• [Given instruction]:
Return only the number of lines in the entries below that hold the word "Министерство".

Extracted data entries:
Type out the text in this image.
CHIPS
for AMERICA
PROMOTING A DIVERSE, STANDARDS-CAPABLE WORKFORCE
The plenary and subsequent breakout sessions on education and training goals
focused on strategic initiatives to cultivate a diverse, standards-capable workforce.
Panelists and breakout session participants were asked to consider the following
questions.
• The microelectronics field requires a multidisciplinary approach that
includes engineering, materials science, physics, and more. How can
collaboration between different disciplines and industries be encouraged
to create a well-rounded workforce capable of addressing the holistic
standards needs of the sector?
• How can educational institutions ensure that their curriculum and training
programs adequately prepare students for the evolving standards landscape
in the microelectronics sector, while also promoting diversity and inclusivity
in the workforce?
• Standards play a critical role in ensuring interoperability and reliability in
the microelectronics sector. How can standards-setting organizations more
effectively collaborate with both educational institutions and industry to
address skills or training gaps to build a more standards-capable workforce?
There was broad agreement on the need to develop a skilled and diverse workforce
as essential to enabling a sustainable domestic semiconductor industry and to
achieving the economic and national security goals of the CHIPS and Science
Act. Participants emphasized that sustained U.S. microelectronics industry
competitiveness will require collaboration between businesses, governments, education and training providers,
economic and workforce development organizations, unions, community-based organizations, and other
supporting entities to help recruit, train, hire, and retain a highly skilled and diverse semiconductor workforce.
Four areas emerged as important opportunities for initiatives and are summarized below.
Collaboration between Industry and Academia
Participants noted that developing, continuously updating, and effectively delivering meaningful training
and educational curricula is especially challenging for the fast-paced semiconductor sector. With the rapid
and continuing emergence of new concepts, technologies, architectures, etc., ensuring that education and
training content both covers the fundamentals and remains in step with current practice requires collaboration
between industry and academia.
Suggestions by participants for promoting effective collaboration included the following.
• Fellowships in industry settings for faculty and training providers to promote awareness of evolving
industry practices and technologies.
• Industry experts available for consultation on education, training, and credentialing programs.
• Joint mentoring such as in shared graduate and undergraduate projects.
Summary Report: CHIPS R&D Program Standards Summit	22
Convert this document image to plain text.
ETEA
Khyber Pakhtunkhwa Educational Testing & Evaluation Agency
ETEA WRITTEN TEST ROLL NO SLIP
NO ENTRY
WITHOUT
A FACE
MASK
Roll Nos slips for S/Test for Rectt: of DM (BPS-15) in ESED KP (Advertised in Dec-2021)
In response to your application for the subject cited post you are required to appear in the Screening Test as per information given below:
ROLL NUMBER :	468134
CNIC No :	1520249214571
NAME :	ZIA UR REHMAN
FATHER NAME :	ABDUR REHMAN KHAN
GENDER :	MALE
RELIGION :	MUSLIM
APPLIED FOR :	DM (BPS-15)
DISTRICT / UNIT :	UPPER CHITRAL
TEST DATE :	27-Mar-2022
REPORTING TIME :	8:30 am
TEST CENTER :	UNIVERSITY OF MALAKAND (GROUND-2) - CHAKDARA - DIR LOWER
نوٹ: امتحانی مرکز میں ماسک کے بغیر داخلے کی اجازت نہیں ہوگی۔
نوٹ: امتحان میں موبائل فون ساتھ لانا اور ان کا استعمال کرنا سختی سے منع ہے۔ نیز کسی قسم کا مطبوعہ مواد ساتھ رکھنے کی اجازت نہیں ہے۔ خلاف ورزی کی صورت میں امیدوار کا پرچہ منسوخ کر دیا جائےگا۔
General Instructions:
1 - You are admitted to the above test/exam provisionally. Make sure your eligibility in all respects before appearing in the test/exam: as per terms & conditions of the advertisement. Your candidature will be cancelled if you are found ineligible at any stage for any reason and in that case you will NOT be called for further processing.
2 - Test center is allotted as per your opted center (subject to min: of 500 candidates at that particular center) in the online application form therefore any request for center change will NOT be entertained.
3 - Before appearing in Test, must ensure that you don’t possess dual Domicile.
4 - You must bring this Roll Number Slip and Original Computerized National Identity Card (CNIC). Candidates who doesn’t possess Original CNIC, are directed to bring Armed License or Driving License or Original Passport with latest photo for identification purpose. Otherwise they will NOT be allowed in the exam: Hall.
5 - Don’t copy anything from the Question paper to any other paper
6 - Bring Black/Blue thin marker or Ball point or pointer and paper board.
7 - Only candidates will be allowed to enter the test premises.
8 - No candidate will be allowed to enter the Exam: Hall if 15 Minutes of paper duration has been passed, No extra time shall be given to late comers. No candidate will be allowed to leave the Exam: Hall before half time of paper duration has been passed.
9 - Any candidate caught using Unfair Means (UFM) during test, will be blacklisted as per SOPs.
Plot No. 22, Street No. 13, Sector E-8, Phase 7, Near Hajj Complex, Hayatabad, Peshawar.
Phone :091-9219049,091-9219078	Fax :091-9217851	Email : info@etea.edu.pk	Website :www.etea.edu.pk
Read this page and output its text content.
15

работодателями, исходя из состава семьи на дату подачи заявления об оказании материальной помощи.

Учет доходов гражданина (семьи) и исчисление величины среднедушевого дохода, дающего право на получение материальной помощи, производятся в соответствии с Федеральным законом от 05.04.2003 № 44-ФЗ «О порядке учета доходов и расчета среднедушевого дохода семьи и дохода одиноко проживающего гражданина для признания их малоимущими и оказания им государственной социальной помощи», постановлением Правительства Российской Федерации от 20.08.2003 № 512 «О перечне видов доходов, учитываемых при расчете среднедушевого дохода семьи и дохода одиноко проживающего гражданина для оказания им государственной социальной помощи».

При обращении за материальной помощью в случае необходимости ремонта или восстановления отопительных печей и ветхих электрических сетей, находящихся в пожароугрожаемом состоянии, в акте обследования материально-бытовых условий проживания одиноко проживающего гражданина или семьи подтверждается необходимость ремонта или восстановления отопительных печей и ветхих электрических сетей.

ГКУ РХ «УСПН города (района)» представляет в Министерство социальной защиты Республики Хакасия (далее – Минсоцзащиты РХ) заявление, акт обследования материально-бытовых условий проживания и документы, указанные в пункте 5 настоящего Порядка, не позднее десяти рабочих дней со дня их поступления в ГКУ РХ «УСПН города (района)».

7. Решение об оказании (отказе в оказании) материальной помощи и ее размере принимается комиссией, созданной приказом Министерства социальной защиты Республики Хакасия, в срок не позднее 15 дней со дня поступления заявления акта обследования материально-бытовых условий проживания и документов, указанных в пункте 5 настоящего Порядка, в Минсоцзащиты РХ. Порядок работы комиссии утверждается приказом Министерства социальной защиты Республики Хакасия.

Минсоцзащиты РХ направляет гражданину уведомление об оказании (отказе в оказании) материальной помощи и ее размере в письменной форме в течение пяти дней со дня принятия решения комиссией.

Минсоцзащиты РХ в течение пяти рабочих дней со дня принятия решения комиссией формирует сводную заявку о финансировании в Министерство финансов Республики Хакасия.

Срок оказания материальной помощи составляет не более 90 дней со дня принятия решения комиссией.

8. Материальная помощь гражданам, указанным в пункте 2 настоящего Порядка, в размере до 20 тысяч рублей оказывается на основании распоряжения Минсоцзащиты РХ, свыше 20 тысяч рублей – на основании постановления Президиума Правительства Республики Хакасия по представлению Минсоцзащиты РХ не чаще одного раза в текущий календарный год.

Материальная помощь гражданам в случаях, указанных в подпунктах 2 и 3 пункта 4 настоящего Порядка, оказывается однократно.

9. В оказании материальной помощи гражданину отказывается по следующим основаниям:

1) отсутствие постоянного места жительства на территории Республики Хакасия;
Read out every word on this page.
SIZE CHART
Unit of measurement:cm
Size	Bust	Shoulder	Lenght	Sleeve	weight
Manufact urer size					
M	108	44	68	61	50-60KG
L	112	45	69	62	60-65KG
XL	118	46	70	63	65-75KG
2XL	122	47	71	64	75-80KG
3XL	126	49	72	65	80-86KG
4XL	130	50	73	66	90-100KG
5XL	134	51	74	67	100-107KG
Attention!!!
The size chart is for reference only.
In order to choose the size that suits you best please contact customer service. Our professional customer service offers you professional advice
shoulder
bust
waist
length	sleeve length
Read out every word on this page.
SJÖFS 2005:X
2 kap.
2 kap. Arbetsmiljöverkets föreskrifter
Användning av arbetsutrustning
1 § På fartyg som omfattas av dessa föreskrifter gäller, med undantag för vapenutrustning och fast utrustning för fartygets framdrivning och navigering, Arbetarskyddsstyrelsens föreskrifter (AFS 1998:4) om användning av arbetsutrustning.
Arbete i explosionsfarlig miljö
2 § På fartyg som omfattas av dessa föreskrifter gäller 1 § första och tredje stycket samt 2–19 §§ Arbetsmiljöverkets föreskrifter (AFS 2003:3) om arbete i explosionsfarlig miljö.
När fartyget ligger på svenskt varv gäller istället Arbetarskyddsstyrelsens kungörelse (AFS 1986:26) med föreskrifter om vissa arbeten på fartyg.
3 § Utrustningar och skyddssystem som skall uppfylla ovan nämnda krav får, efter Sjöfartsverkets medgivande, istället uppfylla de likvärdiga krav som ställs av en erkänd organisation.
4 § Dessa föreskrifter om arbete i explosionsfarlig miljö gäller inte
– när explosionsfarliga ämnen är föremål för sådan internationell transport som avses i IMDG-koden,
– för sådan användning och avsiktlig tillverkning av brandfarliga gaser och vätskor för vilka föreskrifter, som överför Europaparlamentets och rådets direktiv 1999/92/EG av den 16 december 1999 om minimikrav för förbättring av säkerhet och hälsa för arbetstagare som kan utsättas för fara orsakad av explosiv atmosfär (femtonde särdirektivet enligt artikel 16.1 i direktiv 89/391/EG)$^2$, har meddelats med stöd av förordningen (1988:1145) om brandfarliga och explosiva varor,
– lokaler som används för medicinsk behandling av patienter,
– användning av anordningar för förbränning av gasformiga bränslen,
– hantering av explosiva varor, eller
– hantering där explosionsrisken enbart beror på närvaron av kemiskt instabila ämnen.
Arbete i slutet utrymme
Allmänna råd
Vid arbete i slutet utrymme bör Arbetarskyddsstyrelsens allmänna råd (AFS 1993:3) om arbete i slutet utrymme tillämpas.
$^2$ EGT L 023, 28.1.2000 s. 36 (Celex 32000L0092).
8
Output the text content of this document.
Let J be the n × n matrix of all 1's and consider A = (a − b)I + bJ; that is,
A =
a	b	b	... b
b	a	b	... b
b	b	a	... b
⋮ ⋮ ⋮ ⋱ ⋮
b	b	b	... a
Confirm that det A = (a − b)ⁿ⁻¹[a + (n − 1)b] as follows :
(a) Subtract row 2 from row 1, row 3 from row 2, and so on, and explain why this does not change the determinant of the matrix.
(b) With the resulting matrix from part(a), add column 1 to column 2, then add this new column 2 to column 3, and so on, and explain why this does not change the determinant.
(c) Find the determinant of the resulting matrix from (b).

• [Written answer]:
2